* START EXCERPTED DATA *

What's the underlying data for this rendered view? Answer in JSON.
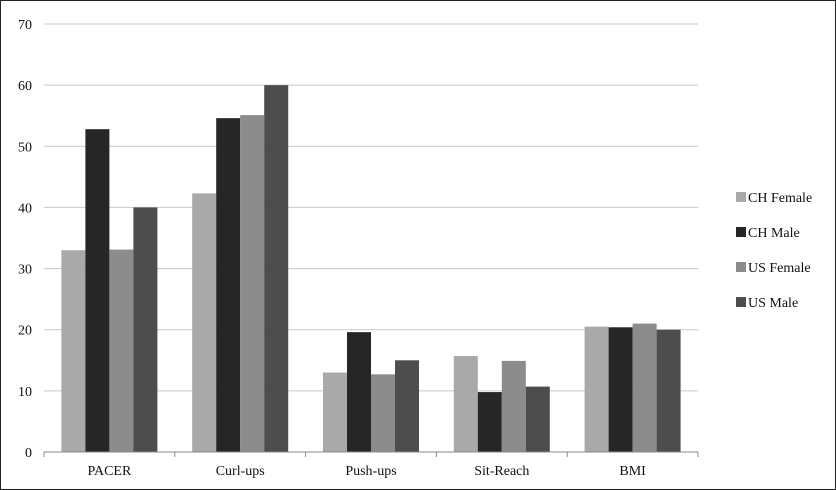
{
  "chart_data": {
    "type": "bar",
    "categories": [
      "PACER",
      "Curl-ups",
      "Push-ups",
      "Sit-Reach",
      "BMI"
    ],
    "series": [
      {
        "name": "CH Female",
        "color": "#a9a9a9",
        "values": [
          33.0,
          42.3,
          13.0,
          15.7,
          20.5
        ]
      },
      {
        "name": "CH Male",
        "color": "#262626",
        "values": [
          52.8,
          54.6,
          19.6,
          9.8,
          20.4
        ]
      },
      {
        "name": "US Female",
        "color": "#8c8c8c",
        "values": [
          33.1,
          55.1,
          12.7,
          14.9,
          21.0
        ]
      },
      {
        "name": "US Male",
        "color": "#4d4d4d",
        "values": [
          40.0,
          60.0,
          15.0,
          10.7,
          20.0
        ]
      }
    ],
    "yticks": [
      "0",
      "10",
      "20",
      "30",
      "40",
      "50",
      "60",
      "70"
    ],
    "ylim": [
      0,
      70
    ],
    "title": "",
    "xlabel": "",
    "ylabel": "",
    "grid": true,
    "legend_position": "right"
  }
}
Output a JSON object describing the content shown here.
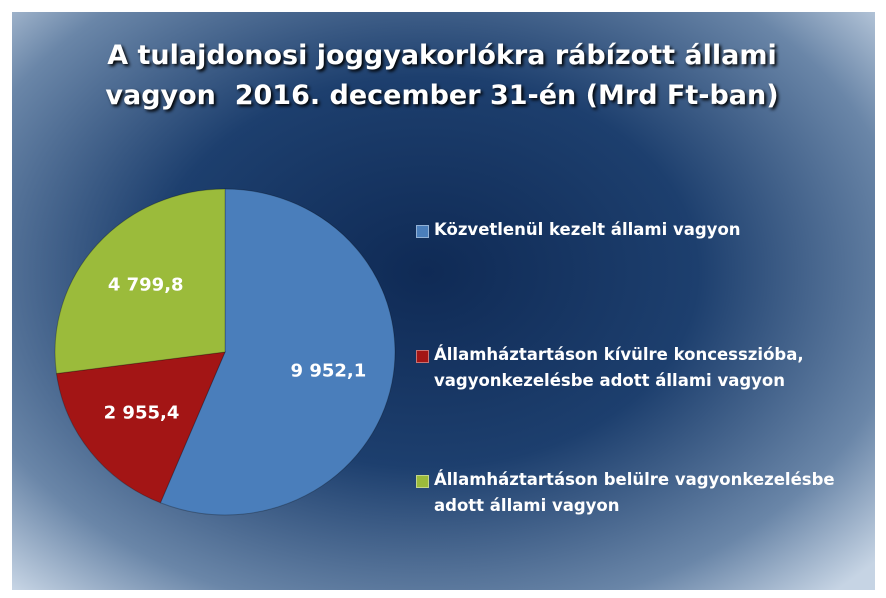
{
  "chart_data": {
    "type": "pie",
    "title": "A tulajdonosi joggyakorlókra rábízott állami vagyon  2016. december 31-én (Mrd Ft-ban)",
    "categories": [
      "Közvetlenül kezelt állami vagyon",
      "Államháztartáson kívülre koncesszióba, vagyonkezelésbe adott állami vagyon",
      "Államháztartáson belülre vagyonkezelésbe adott állami vagyon"
    ],
    "values": [
      9952.1,
      2955.4,
      4799.8
    ],
    "value_labels": [
      "9 952,1",
      "2 955,4",
      "4 799,8"
    ],
    "colors": [
      "#4a7ebb",
      "#a31515",
      "#9bbb3b"
    ],
    "legend": "right"
  }
}
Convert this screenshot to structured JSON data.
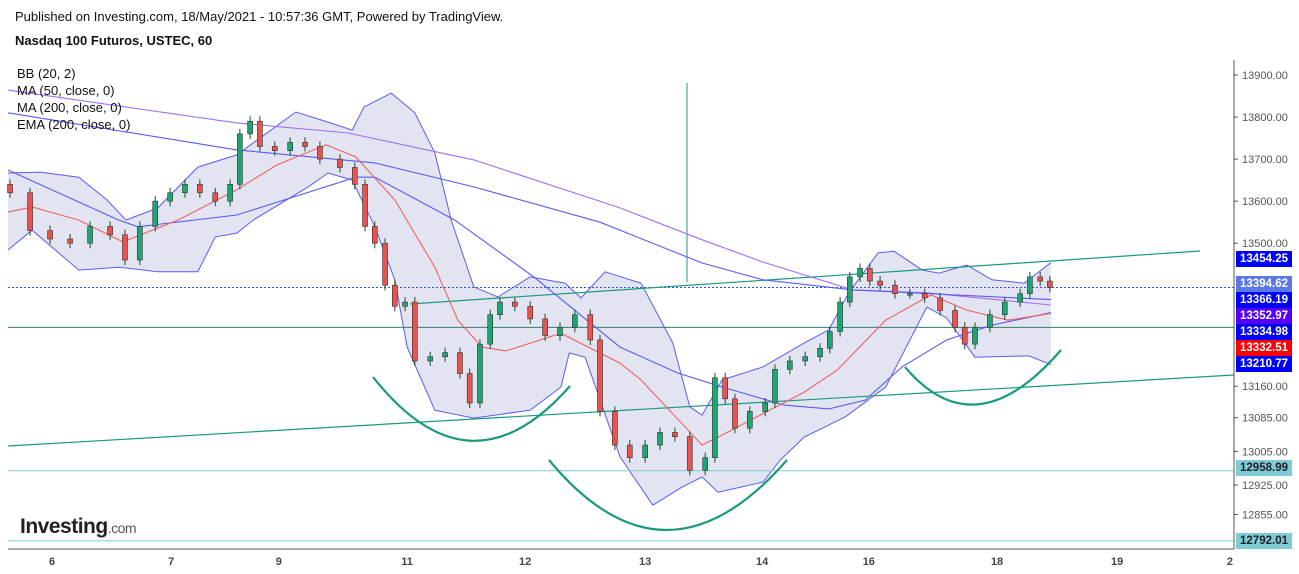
{
  "header": {
    "published": "Published on Investing.com, 18/May/2021 - 10:57:36 GMT, Powered by TradingView.",
    "title": "Nasdaq 100 Futuros, USTEC, 60"
  },
  "legend": [
    "BB (20, 2)",
    "MA (50, close, 0)",
    "MA (200, close, 0)",
    "EMA (200, close, 0)"
  ],
  "logo": {
    "main": "Investing",
    "suffix": ".com"
  },
  "colors": {
    "up": "#1ea672",
    "down": "#e8524f",
    "bb_fill": "#e3e4f1",
    "bb_line": "#5a5cf5",
    "ma200": "#a070f5",
    "red": "#f06060",
    "trend": "#1a9a7c",
    "cyan": "#7ecbd6"
  },
  "chart_data": {
    "type": "candlestick",
    "title": "Nasdaq 100 Futuros, USTEC, 60",
    "ylim": [
      12770,
      13930
    ],
    "y_ticks": [
      13900,
      13800,
      13700,
      13600,
      13500,
      13160,
      13085,
      13005,
      12925,
      12855
    ],
    "y_tick_labels": [
      "13900.00",
      "13800.00",
      "13700.00",
      "13600.00",
      "13500.00",
      "13160.00",
      "13085.00",
      "13005.00",
      "12925.00",
      "12855.00"
    ],
    "x_ticks": [
      {
        "h": 8.6,
        "label": "6"
      },
      {
        "h": 31.8,
        "label": "7"
      },
      {
        "h": 52.8,
        "label": "9"
      },
      {
        "h": 77.8,
        "label": "11"
      },
      {
        "h": 100.8,
        "label": "12"
      },
      {
        "h": 124.2,
        "label": "13"
      },
      {
        "h": 147,
        "label": "14"
      },
      {
        "h": 167.8,
        "label": "16"
      },
      {
        "h": 192.8,
        "label": "18"
      },
      {
        "h": 216.2,
        "label": "19"
      },
      {
        "h": 238.2,
        "label": "2"
      }
    ],
    "bars": [
      [
        0.4,
        13620
      ],
      [
        4.3,
        13530
      ],
      [
        8.2,
        13510
      ],
      [
        12.1,
        13500
      ],
      [
        16,
        13540
      ],
      [
        19.9,
        13520
      ],
      [
        22.8,
        13460
      ],
      [
        25.7,
        13540
      ],
      [
        28.7,
        13600
      ],
      [
        31.6,
        13620
      ],
      [
        34.5,
        13640
      ],
      [
        37.4,
        13620
      ],
      [
        40.4,
        13600
      ],
      [
        43.3,
        13640
      ],
      [
        45.2,
        13760
      ],
      [
        47.2,
        13790
      ],
      [
        49.1,
        13730
      ],
      [
        52,
        13720
      ],
      [
        55,
        13740
      ],
      [
        57.9,
        13730
      ],
      [
        60.8,
        13700
      ],
      [
        64.7,
        13680
      ],
      [
        67.6,
        13640
      ],
      [
        69.6,
        13540
      ],
      [
        71.5,
        13500
      ],
      [
        73.5,
        13400
      ],
      [
        75.4,
        13350
      ],
      [
        77.4,
        13360
      ],
      [
        79.3,
        13220
      ],
      [
        82.3,
        13230
      ],
      [
        85.2,
        13240
      ],
      [
        88.1,
        13190
      ],
      [
        90,
        13120
      ],
      [
        92,
        13260
      ],
      [
        94,
        13330
      ],
      [
        95.9,
        13360
      ],
      [
        98.8,
        13350
      ],
      [
        101.8,
        13320
      ],
      [
        104.7,
        13280
      ],
      [
        107.6,
        13300
      ],
      [
        110.5,
        13330
      ],
      [
        113.5,
        13270
      ],
      [
        115.4,
        13100
      ],
      [
        118.3,
        13020
      ],
      [
        121.2,
        12990
      ],
      [
        124.2,
        13020
      ],
      [
        127.1,
        13050
      ],
      [
        130,
        13040
      ],
      [
        132.9,
        12960
      ],
      [
        135.9,
        12990
      ],
      [
        137.8,
        13180
      ],
      [
        139.8,
        13130
      ],
      [
        141.7,
        13060
      ],
      [
        144.6,
        13100
      ],
      [
        147.6,
        13120
      ],
      [
        149.5,
        13200
      ],
      [
        152.4,
        13220
      ],
      [
        155.4,
        13230
      ],
      [
        158.3,
        13250
      ],
      [
        160.2,
        13290
      ],
      [
        162.2,
        13360
      ],
      [
        164.1,
        13420
      ],
      [
        166.1,
        13440
      ],
      [
        168,
        13410
      ],
      [
        170,
        13400
      ],
      [
        172.9,
        13380
      ],
      [
        175.8,
        13380
      ],
      [
        178.7,
        13370
      ],
      [
        181.7,
        13340
      ],
      [
        184.6,
        13300
      ],
      [
        186.5,
        13260
      ],
      [
        188.5,
        13300
      ],
      [
        191.4,
        13330
      ],
      [
        194.3,
        13360
      ],
      [
        197.3,
        13380
      ],
      [
        199.2,
        13420
      ],
      [
        201.2,
        13410
      ],
      [
        203.1,
        13395
      ]
    ],
    "series": [
      {
        "name": "MA (200, close, 0)",
        "color": "#a070f5",
        "points": [
          [
            0,
            13864
          ],
          [
            44.6,
            13786
          ],
          [
            66.3,
            13762
          ],
          [
            90.8,
            13698
          ],
          [
            119.3,
            13584
          ],
          [
            135.3,
            13508
          ],
          [
            147.2,
            13455
          ],
          [
            164.7,
            13389
          ],
          [
            179.1,
            13382
          ],
          [
            203.3,
            13353
          ]
        ]
      },
      {
        "name": "EMA (200, close, 0)",
        "color": "#5a5cf5",
        "points": [
          [
            0,
            13810
          ],
          [
            44.6,
            13722
          ],
          [
            71.5,
            13691
          ],
          [
            90.8,
            13634
          ],
          [
            115.4,
            13550
          ],
          [
            135.3,
            13453
          ],
          [
            147.2,
            13413
          ],
          [
            164.7,
            13389
          ],
          [
            203.3,
            13366
          ]
        ]
      },
      {
        "name": "MA (50, close, 0)",
        "color": "#5a5cf5",
        "points": [
          [
            0,
            13674
          ],
          [
            21.6,
            13555
          ],
          [
            25.3,
            13539
          ],
          [
            44.6,
            13567
          ],
          [
            67.8,
            13657
          ],
          [
            71.5,
            13657
          ],
          [
            87.1,
            13555
          ],
          [
            102.5,
            13420
          ],
          [
            119.3,
            13253
          ],
          [
            130.6,
            13191
          ],
          [
            139.2,
            13158
          ],
          [
            151.3,
            13115
          ],
          [
            160,
            13106
          ],
          [
            167.1,
            13127
          ],
          [
            174.3,
            13206
          ],
          [
            183,
            13270
          ],
          [
            191.8,
            13305
          ],
          [
            203.3,
            13335
          ]
        ]
      },
      {
        "name": "BB basis",
        "color": "#f06060",
        "points": [
          [
            0,
            13574
          ],
          [
            4.7,
            13586
          ],
          [
            13.8,
            13555
          ],
          [
            22.4,
            13503
          ],
          [
            33.1,
            13555
          ],
          [
            44.6,
            13627
          ],
          [
            52.4,
            13686
          ],
          [
            62,
            13734
          ],
          [
            67.8,
            13705
          ],
          [
            75.4,
            13603
          ],
          [
            83.2,
            13443
          ],
          [
            87.7,
            13317
          ],
          [
            92.4,
            13253
          ],
          [
            97.1,
            13244
          ],
          [
            107.8,
            13286
          ],
          [
            119.3,
            13215
          ],
          [
            123.4,
            13175
          ],
          [
            135.3,
            13020
          ],
          [
            139.2,
            13044
          ],
          [
            155.2,
            13146
          ],
          [
            161.6,
            13198
          ],
          [
            171.1,
            13317
          ],
          [
            179.9,
            13377
          ],
          [
            186.9,
            13341
          ],
          [
            194.9,
            13317
          ],
          [
            203.3,
            13333
          ]
        ]
      }
    ],
    "bb_upper": [
      [
        0,
        13667
      ],
      [
        6.2,
        13669
      ],
      [
        13.8,
        13657
      ],
      [
        19.3,
        13603
      ],
      [
        23,
        13555
      ],
      [
        29.2,
        13584
      ],
      [
        37,
        13681
      ],
      [
        44.6,
        13710
      ],
      [
        56.1,
        13812
      ],
      [
        62.4,
        13788
      ],
      [
        67.1,
        13769
      ],
      [
        69.4,
        13824
      ],
      [
        74.7,
        13857
      ],
      [
        79.3,
        13810
      ],
      [
        83.2,
        13715
      ],
      [
        86.4,
        13555
      ],
      [
        90.8,
        13396
      ],
      [
        95.5,
        13372
      ],
      [
        101.8,
        13420
      ],
      [
        108.6,
        13405
      ],
      [
        111.7,
        13370
      ],
      [
        116.4,
        13432
      ],
      [
        123.4,
        13405
      ],
      [
        129.6,
        13263
      ],
      [
        132.9,
        13111
      ],
      [
        135.3,
        13091
      ],
      [
        139.2,
        13175
      ],
      [
        147.2,
        13206
      ],
      [
        155.2,
        13263
      ],
      [
        160,
        13294
      ],
      [
        163.9,
        13382
      ],
      [
        169.6,
        13477
      ],
      [
        172.7,
        13481
      ],
      [
        178.2,
        13436
      ],
      [
        181.5,
        13429
      ],
      [
        186.9,
        13448
      ],
      [
        191.8,
        13413
      ],
      [
        198.1,
        13405
      ],
      [
        203.3,
        13454
      ]
    ],
    "bb_lower": [
      [
        0,
        13484
      ],
      [
        4.7,
        13531
      ],
      [
        13.8,
        13436
      ],
      [
        21.6,
        13443
      ],
      [
        29.2,
        13432
      ],
      [
        37,
        13432
      ],
      [
        40.4,
        13515
      ],
      [
        44.6,
        13524
      ],
      [
        47.8,
        13555
      ],
      [
        58.5,
        13634
      ],
      [
        62.4,
        13667
      ],
      [
        67.1,
        13650
      ],
      [
        71.5,
        13539
      ],
      [
        75.4,
        13413
      ],
      [
        77.8,
        13253
      ],
      [
        83.2,
        13103
      ],
      [
        90.8,
        13084
      ],
      [
        101.8,
        13103
      ],
      [
        107.8,
        13158
      ],
      [
        109.4,
        13239
      ],
      [
        112.5,
        13229
      ],
      [
        119.3,
        12992
      ],
      [
        125.7,
        12877
      ],
      [
        131.4,
        12920
      ],
      [
        135.3,
        12944
      ],
      [
        138.4,
        12908
      ],
      [
        147.2,
        12932
      ],
      [
        150.5,
        12984
      ],
      [
        155.2,
        13039
      ],
      [
        163.2,
        13087
      ],
      [
        171.1,
        13158
      ],
      [
        179.1,
        13348
      ],
      [
        183,
        13322
      ],
      [
        188.5,
        13229
      ],
      [
        199,
        13232
      ],
      [
        203.3,
        13211
      ]
    ],
    "last_price": 13394.62,
    "horizontal_levels": [
      {
        "price": 13300,
        "color": "#2f7f70"
      },
      {
        "price": 12958.99,
        "color": "#7ecbd6"
      },
      {
        "price": 12792.01,
        "color": "#7ecbd6"
      }
    ],
    "price_badges": [
      {
        "label": "13454.25",
        "bg": "#0000ff",
        "fg": "#ffffff"
      },
      {
        "label": "13394.62",
        "bg": "#5b78e6",
        "fg": "#ffffff"
      },
      {
        "label": "13366.19",
        "bg": "#0000ff",
        "fg": "#ffffff"
      },
      {
        "label": "13352.97",
        "bg": "#5500ff",
        "fg": "#ffffff"
      },
      {
        "label": "13334.98",
        "bg": "#0000ff",
        "fg": "#ffffff"
      },
      {
        "label": "13332.51",
        "bg": "#ff0000",
        "fg": "#ffffff"
      },
      {
        "label": "13210.77",
        "bg": "#0000ff",
        "fg": "#ffffff"
      },
      {
        "label": "12958.99",
        "bg": "#7ecbd6",
        "fg": "#222222"
      },
      {
        "label": "12792.01",
        "bg": "#7ecbd6",
        "fg": "#222222"
      }
    ]
  }
}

* END EXCERPTED DATA *

[AIM] Tally the lines holding the string "this" and give only the count.

[THE SOLUTION] 2